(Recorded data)
============

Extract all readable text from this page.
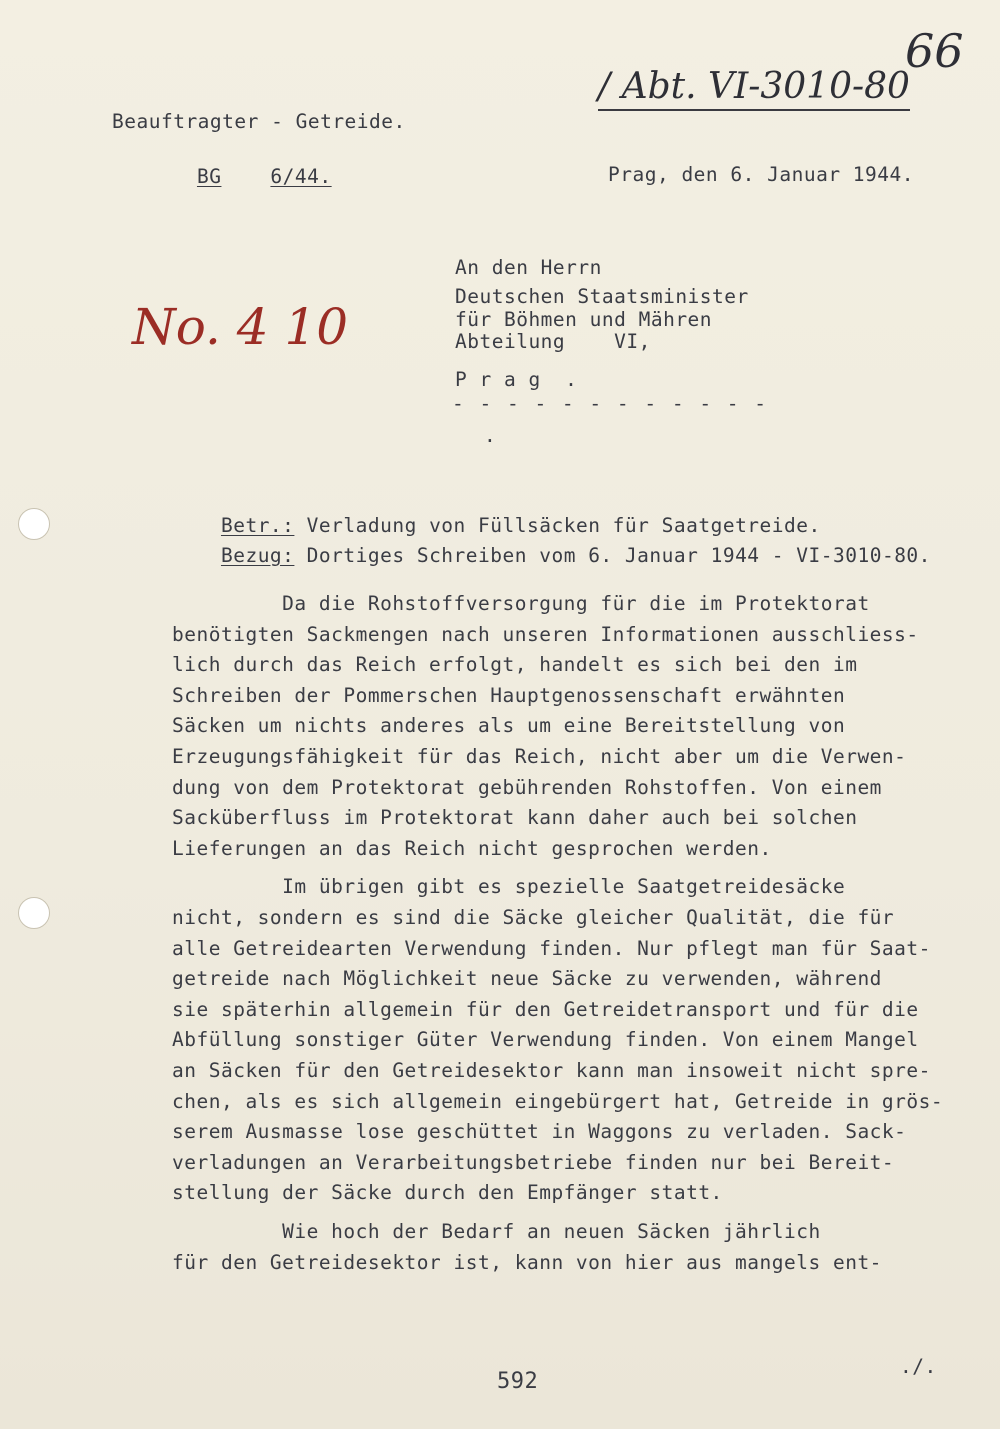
66
/ Abt. VI-3010-80
No. 4 10
Beauftragter - Getreide.

BG	6/44.
	Prag, den 6. Januar 1944.
An den Herrn
Deutschen Staatsminister
für Böhmen und Mähren
Abteilung    VI,
P r a g  .
- - - - - - - - - - - -
.

Betr.: Verladung von Füllsäcken für Saatgetreide.

Bezug: Dortiges Schreiben vom 6. Januar 1944 - VI-3010-80.

Da die Rohstoffversorgung für die im Protektorat
benötigten Sackmengen nach unseren Informationen ausschliess-
lich durch das Reich erfolgt, handelt es sich bei den im
Schreiben der Pommerschen Hauptgenossenschaft erwähnten
Säcken um nichts anderes als um eine Bereitstellung von
Erzeugungsfähigkeit für das Reich, nicht aber um die Verwen-
dung von dem Protektorat gebührenden Rohstoffen. Von einem
Sacküberfluss im Protektorat kann daher auch bei solchen
Lieferungen an das Reich nicht gesprochen werden.
Im übrigen gibt es spezielle Saatgetreidesäcke
nicht, sondern es sind die Säcke gleicher Qualität, die für
alle Getreidearten Verwendung finden. Nur pflegt man für Saat-
getreide nach Möglichkeit neue Säcke zu verwenden, während
sie späterhin allgemein für den Getreidetransport und für die
Abfüllung sonstiger Güter Verwendung finden. Von einem Mangel
an Säcken für den Getreidesektor kann man insoweit nicht spre-
chen, als es sich allgemein eingebürgert hat, Getreide in grös-
serem Ausmasse lose geschüttet in Waggons zu verladen. Sack-
verladungen an Verarbeitungsbetriebe finden nur bei Bereit-
stellung der Säcke durch den Empfänger statt.
Wie hoch der Bedarf an neuen Säcken jährlich
für den Getreidesektor ist, kann von hier aus mangels ent-
592
./.
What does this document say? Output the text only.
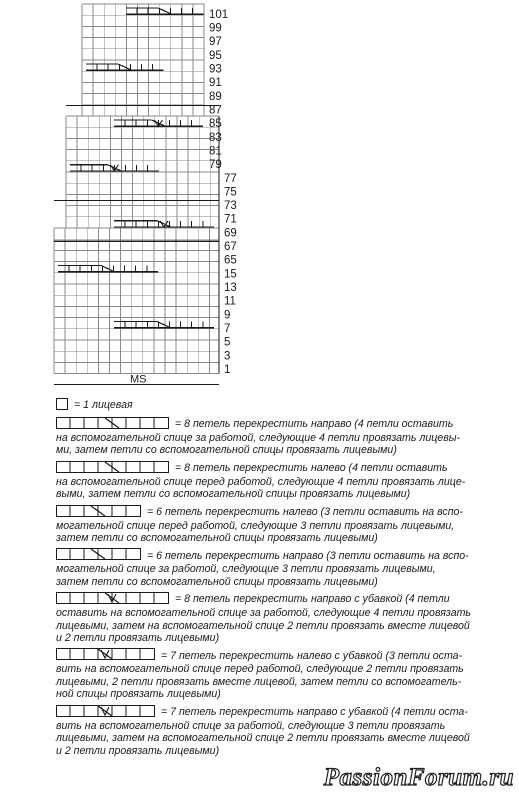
101
99
97
95
93
91
89
87
85
83
81
79
77
75
73
71
69
67
65
15
13
11
9
7
5
3
1
MS
= 1 лицевая
= 8 петель перекрестить направо (4 петли оставить
на вспомогательной спице за работой, следующие 4 петли провязать лицевы-
ми, затем петли со вспомогательной спицы провязать лицевыми)
= 8 петель перекрестить налево (4 петли оставить
на вспомогательной спице перед работой, следующие 4 петли провязать лице-
выми, затем петли со вспомогательной спицы провязать лицевыми)
= 6 петель перекрестить налево (3 петли оставить на вспо-
могательной спице перед работой, следующие 3 петли провязать лицевыми,
затем петли со вспомогательной спицы провязать лицевыми)
= 6 петель перекрестить направо (3 петли оставить на вспо-
могательной спице за работой, следующие 3 петли провязать лицевыми,
затем петли со вспомогательной спицы провязать лицевыми)
= 8 петель перекрестить направо с убавкой (4 петли
оставить на вспомогательной спице за работой, следующие 4 петли провязать
лицевыми, затем на вспомогательной спице 2 петли провязать вместе лицевой
и 2 петли провязать лицевыми)
= 7 петель перекрестить налево с убавкой (3 петли оста-
вить на вспомогательной спице перед работой, следующие 2 петли провязать
лицевыми, 2 петли провязать вместе лицевой, затем петли со вспомогатель-
ной спицы провязать лицевыми)
= 7 петель перекрестить направо с убавкой (4 петли оста-
вить на вспомогательной спице за работой, следующие 3 петли провязать
лицевыми, затем на вспомогательной спице 2 петли провязать вместе лицевой
и 2 петли провязать лицевыми)
PassionForum.ru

============

Reproduce the whole listing above word for word, but not its pictures.

Extract all readable text from this page.
66
/ Abt. VI-3010-80
No. 4 10
Beauftragter - Getreide.

BG	6/44.
	Prag, den 6. Januar 1944.
An den Herrn
Deutschen Staatsminister
für Böhmen und Mähren
Abteilung    VI,
P r a g  .
- - - - - - - - - - - -
.

Betr.: Verladung von Füllsäcken für Saatgetreide.

Bezug: Dortiges Schreiben vom 6. Januar 1944 - VI-3010-80.

Da die Rohstoffversorgung für die im Protektorat
benötigten Sackmengen nach unseren Informationen ausschliess-
lich durch das Reich erfolgt, handelt es sich bei den im
Schreiben der Pommerschen Hauptgenossenschaft erwähnten
Säcken um nichts anderes als um eine Bereitstellung von
Erzeugungsfähigkeit für das Reich, nicht aber um die Verwen-
dung von dem Protektorat gebührenden Rohstoffen. Von einem
Sacküberfluss im Protektorat kann daher auch bei solchen
Lieferungen an das Reich nicht gesprochen werden.
Im übrigen gibt es spezielle Saatgetreidesäcke
nicht, sondern es sind die Säcke gleicher Qualität, die für
alle Getreidearten Verwendung finden. Nur pflegt man für Saat-
getreide nach Möglichkeit neue Säcke zu verwenden, während
sie späterhin allgemein für den Getreidetransport und für die
Abfüllung sonstiger Güter Verwendung finden. Von einem Mangel
an Säcken für den Getreidesektor kann man insoweit nicht spre-
chen, als es sich allgemein eingebürgert hat, Getreide in grös-
serem Ausmasse lose geschüttet in Waggons zu verladen. Sack-
verladungen an Verarbeitungsbetriebe finden nur bei Bereit-
stellung der Säcke durch den Empfänger statt.
Wie hoch der Bedarf an neuen Säcken jährlich
für den Getreidesektor ist, kann von hier aus mangels ent-
592
./.
What does this document say? Output the text only.
101
99
97
95
93
91
89
87
85
83
81
79
77
75
73
71
69
67
65
15
13
11
9
7
5
3
1
MS
= 1 лицевая
= 8 петель перекрестить направо (4 петли оставить
на вспомогательной спице за работой, следующие 4 петли провязать лицевы-
ми, затем петли со вспомогательной спицы провязать лицевыми)
= 8 петель перекрестить налево (4 петли оставить
на вспомогательной спице перед работой, следующие 4 петли провязать лице-
выми, затем петли со вспомогательной спицы провязать лицевыми)
= 6 петель перекрестить налево (3 петли оставить на вспо-
могательной спице перед работой, следующие 3 петли провязать лицевыми,
затем петли со вспомогательной спицы провязать лицевыми)
= 6 петель перекрестить направо (3 петли оставить на вспо-
могательной спице за работой, следующие 3 петли провязать лицевыми,
затем петли со вспомогательной спицы провязать лицевыми)
= 8 петель перекрестить направо с убавкой (4 петли
оставить на вспомогательной спице за работой, следующие 4 петли провязать
лицевыми, затем на вспомогательной спице 2 петли провязать вместе лицевой
и 2 петли провязать лицевыми)
= 7 петель перекрестить налево с убавкой (3 петли оста-
вить на вспомогательной спице перед работой, следующие 2 петли провязать
лицевыми, 2 петли провязать вместе лицевой, затем петли со вспомогатель-
ной спицы провязать лицевыми)
= 7 петель перекрестить направо с убавкой (4 петли оста-
вить на вспомогательной спице за работой, следующие 3 петли провязать
лицевыми, затем на вспомогательной спице 2 петли провязать вместе лицевой
и 2 петли провязать лицевыми)
PassionForum.ru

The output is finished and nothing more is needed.